** Start of Material shown **

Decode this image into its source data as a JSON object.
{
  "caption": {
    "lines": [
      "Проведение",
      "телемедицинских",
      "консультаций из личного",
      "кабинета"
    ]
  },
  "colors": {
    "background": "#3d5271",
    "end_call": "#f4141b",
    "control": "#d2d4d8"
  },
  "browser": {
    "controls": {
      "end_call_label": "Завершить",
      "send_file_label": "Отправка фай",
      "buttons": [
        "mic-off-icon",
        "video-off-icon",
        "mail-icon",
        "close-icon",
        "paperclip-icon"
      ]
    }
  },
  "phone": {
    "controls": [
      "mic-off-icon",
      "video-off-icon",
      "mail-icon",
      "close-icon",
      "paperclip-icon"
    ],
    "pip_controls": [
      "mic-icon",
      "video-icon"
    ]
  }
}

** End of Material shown **

Given instruction —
Reproduce each line verbatim.

Result below —
Decode this image into its source data as a JSON object.
{
  "caption": {
    "lines": [
      "Проведение",
      "телемедицинских",
      "консультаций из личного",
      "кабинета"
    ]
  },
  "colors": {
    "background": "#3d5271",
    "end_call": "#f4141b",
    "control": "#d2d4d8"
  },
  "browser": {
    "controls": {
      "end_call_label": "Завершить",
      "send_file_label": "Отправка фай",
      "buttons": [
        "mic-off-icon",
        "video-off-icon",
        "mail-icon",
        "close-icon",
        "paperclip-icon"
      ]
    }
  },
  "phone": {
    "controls": [
      "mic-off-icon",
      "video-off-icon",
      "mail-icon",
      "close-icon",
      "paperclip-icon"
    ],
    "pip_controls": [
      "mic-icon",
      "video-icon"
    ]
  }
}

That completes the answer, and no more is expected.